* Problem set *
a) Summarize the piece on bribery in Afghanistan in two sentences.
b) Return the passage of the piece on bribery in Afghanistan word for word, starting at "The recent elections" and ending at "some heavy-duty bribery?".

* Source text *
START

Afghanistan: could bribery work?
You may have noticed: Afghanistan is not yet a stable, functioning, multi-party democracy.
The recent elections were, shall we say, less than perfect. The military campaign against the Taliban is, how can we put it, still some way short of a declaration of total victory.
So here's a thought: if encouraging change through the ballot box doesn't work - and if waging war doesn't work - what about trying some heavy-duty bribery?
The American military and security analyst Fred Kaplan, of Slate.com, wrote a couple of days ago: "[Bribery] does tend to work, at least in the short run. In the spring and summer of 2003, during the early days of the Iraq occupation, this was how Gen. David Petraeus, then commander of the Army's 101st Airborne Division, pacified much of northern Iraq." (It was also also quite useful, incidentally, when General Petraeus was encouraging Iraqi Sunni militiamen to turn against al-Qaeda.)
And the foreign affairs commentator Fareed Zakaria wrote in the Washington Post: "The central problem in Afghanistan is that the Pashtuns, who make up 45 percent of the population and almost 100 percent of the Taliban, do not feel empowered. We need to start talking to them, whether they are nominally Taliban or not. Buying, renting or bribing Pashtun tribes should become the centerpiece of America's stabilization strategy, as it was Britain's when it ruled Afghanistan."
Does the idea offend you? Do you find it distasteful, even immoral, to use tax-payers' money to bribe local officials and politicians who, all too often, are already corrupt?

END

[Dataset records]
START

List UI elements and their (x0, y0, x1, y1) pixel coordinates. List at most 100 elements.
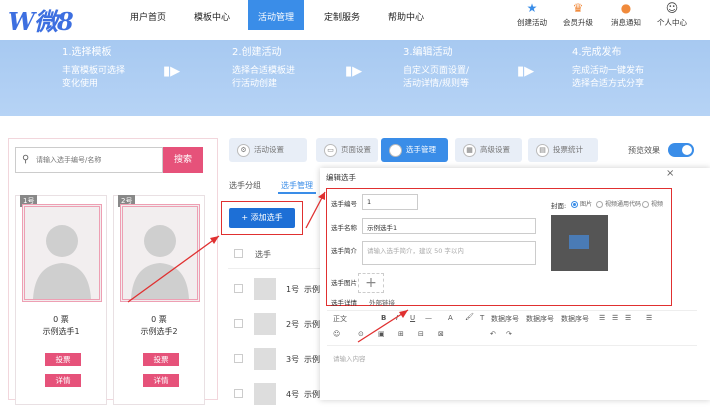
toolbar-align-center-icon[interactable]: ☰ (612, 314, 618, 322)
toolbar-paragraph-select[interactable]: 正文 (333, 314, 347, 324)
steps-banner: 1.选择模板 丰富模板可选择 变化使用 ▮▶ 2.创建活动 选择合适模板进 行活… (0, 40, 710, 116)
code-icon[interactable]: ⊠ (438, 330, 444, 338)
toolbar-list-number-button[interactable]: 数据序号 (526, 314, 554, 324)
toolbar-font-size-button[interactable]: T (480, 314, 484, 322)
step-desc: 选择合适模板进 (232, 66, 296, 76)
notifications-button[interactable]: ● 消息通知 (608, 2, 644, 28)
contestant-search-box: ⚲ (15, 147, 163, 173)
video-icon[interactable]: ⊞ (398, 330, 404, 338)
row-checkbox[interactable] (234, 284, 243, 293)
toolbar-align-left-icon[interactable]: ☰ (599, 314, 605, 322)
row-checkbox[interactable] (234, 354, 243, 363)
avatar (254, 313, 276, 335)
table-row: 3号 示例 (234, 348, 334, 380)
cover-option-video[interactable]: 视频 (642, 199, 663, 208)
cover-image-preview[interactable] (551, 215, 608, 271)
step-desc: 行活动创建 (232, 79, 278, 89)
contestant-name-input[interactable]: 示例选手1 (362, 218, 536, 234)
upload-image-plus-icon[interactable]: + (358, 273, 384, 293)
contestant-card: 2号 0 票 示例选手2 投票 详情 (113, 195, 205, 405)
undo-icon[interactable]: ↶ (490, 330, 496, 338)
detail-button[interactable]: 详情 (45, 374, 81, 387)
link-icon[interactable]: ⊙ (358, 330, 364, 338)
toolbar-align-right-icon[interactable]: ☰ (625, 314, 631, 322)
cover-option-image[interactable]: 图片 (571, 199, 592, 208)
add-contestant-button[interactable]: + 添加选手 (229, 208, 295, 228)
radio-label: 视频通用代码 (605, 201, 642, 208)
toolbar-line-height-icon[interactable]: ☰ (646, 314, 652, 322)
advanced-icon: ▦ (463, 143, 476, 157)
editor-body[interactable]: 请输入内容 (333, 353, 366, 363)
row-number: 2号 (286, 320, 300, 329)
toolbar-bold-button[interactable]: B (381, 314, 386, 322)
vote-button[interactable]: 投票 (45, 353, 81, 366)
toolbar-font-color-button[interactable]: A (448, 314, 453, 322)
step-desc: 完成活动一键发布 (572, 66, 645, 76)
nav-icon-label: 个人中心 (657, 18, 687, 27)
row-checkbox[interactable] (234, 389, 243, 398)
avatar (254, 278, 276, 300)
contestant-photo (22, 204, 102, 302)
star-icon: ★ (526, 1, 538, 15)
bell-icon: ● (620, 1, 632, 15)
toolbar-strike-button[interactable]: — (425, 314, 432, 322)
select-all-checkbox[interactable] (234, 249, 243, 258)
step-1: 1.选择模板 丰富模板可选择 变化使用 (62, 46, 125, 91)
close-icon[interactable]: × (666, 168, 674, 179)
subtab-contestant-management[interactable]: 选手管理 (281, 180, 313, 191)
radio-icon (596, 201, 603, 208)
nav-item-home[interactable]: 用户首页 (130, 10, 166, 23)
create-activity-button[interactable]: ★ 创建活动 (514, 2, 550, 28)
step-3: 3.编辑活动 自定义页面设置/ 活动详情/规则等 (403, 46, 469, 91)
nav-item-label: 活动管理 (257, 13, 294, 23)
row-checkbox[interactable] (234, 319, 243, 328)
step-2: 2.创建活动 选择合适模板进 行活动创建 (232, 46, 295, 91)
toolbar-list-number-button[interactable]: 数据序号 (491, 314, 519, 324)
tab-vote-statistics[interactable]: ▤ 投票统计 (528, 138, 598, 162)
crown-icon: ♛ (572, 1, 584, 15)
step-desc: 选择合适方式分享 (572, 79, 645, 89)
radio-label: 图片 (580, 201, 593, 208)
subtab-active-indicator (278, 192, 316, 194)
nav-item-templates[interactable]: 模板中心 (194, 10, 230, 23)
member-upgrade-button[interactable]: ♛ 会员升级 (560, 2, 596, 28)
tab-page-settings[interactable]: ▭ 页面设置 (316, 138, 378, 162)
emoji-icon[interactable]: ☺ (333, 330, 340, 338)
nav-item-activity-management[interactable]: 活动管理 (248, 0, 304, 30)
search-button[interactable]: 搜索 (163, 147, 203, 173)
tab-advanced-settings[interactable]: ▦ 高级设置 (455, 138, 522, 162)
contestant-search-input[interactable] (36, 153, 156, 167)
nav-item-custom-service[interactable]: 定制服务 (324, 10, 360, 23)
redo-icon[interactable]: ↷ (506, 330, 512, 338)
profile-button[interactable]: ☺ 个人中心 (654, 2, 690, 28)
radio-selected-icon (571, 201, 578, 208)
step-title: 1.选择模板 (62, 47, 112, 58)
column-header-contestant: 选手 (255, 250, 271, 259)
cover-option-video-code[interactable]: 视频通用代码 (596, 199, 641, 208)
row-name: 示例 (304, 285, 320, 294)
toolbar-italic-button[interactable]: I (396, 314, 398, 322)
toolbar-highlight-button[interactable]: 🖌 (465, 313, 474, 321)
external-link[interactable]: 外部链接 (369, 297, 395, 307)
table-icon[interactable]: ⊟ (418, 330, 424, 338)
step-arrow-icon: ▮▶ (163, 64, 181, 79)
intro-label: 选手简介 (331, 247, 357, 255)
tab-contestant-management[interactable]: ☺ 选手管理 (381, 138, 448, 162)
preview-effect-toggle[interactable] (668, 143, 694, 157)
table-divider (228, 268, 320, 269)
toolbar-underline-button[interactable]: U (410, 314, 415, 322)
tab-label: 高级设置 (480, 145, 510, 154)
row-number: 3号 (286, 355, 300, 364)
nav-item-help[interactable]: 帮助中心 (388, 10, 424, 23)
detail-button[interactable]: 详情 (143, 374, 179, 387)
logo[interactable]: W微8 (8, 2, 74, 37)
contestant-number-input[interactable]: 1 (362, 194, 418, 210)
tab-activity-settings[interactable]: ⚙ 活动设置 (229, 138, 307, 162)
subtab-contestant-groups[interactable]: 选手分组 (229, 180, 261, 191)
vote-button[interactable]: 投票 (143, 353, 179, 366)
image-label: 选手图片 (331, 279, 357, 287)
toolbar-list-number-button[interactable]: 数据序号 (561, 314, 589, 324)
contestant-intro-textarea[interactable]: 请输入选手简介，建议 50 字以内 (362, 241, 536, 265)
image-icon[interactable]: ▣ (378, 330, 385, 338)
avatar (254, 348, 276, 370)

END

* Results for each task *
a) The piece notes that Afghanistan's recent elections were imperfect and the military campaign against the Taliban is far from total victory, so it raises the idea of trying heavy-duty bribery instead. It cites Fred Kaplan, who says bribery tends to work in the short run, as it did for Gen. David Petraeus in northern Iraq, and Fareed Zakaria, who argues that buying, renting or bribing Pashtun tribes should be the centerpiece of America's stabilization strategy.

b)
The recent elections were, shall we say, less than perfect. The military campaign against the Taliban is, how can we put it, still some way short of a declaration of total victory.
So here's a thought: if encouraging change through the ballot box doesn't work - and if waging war doesn't work - what about trying some heavy-duty bribery?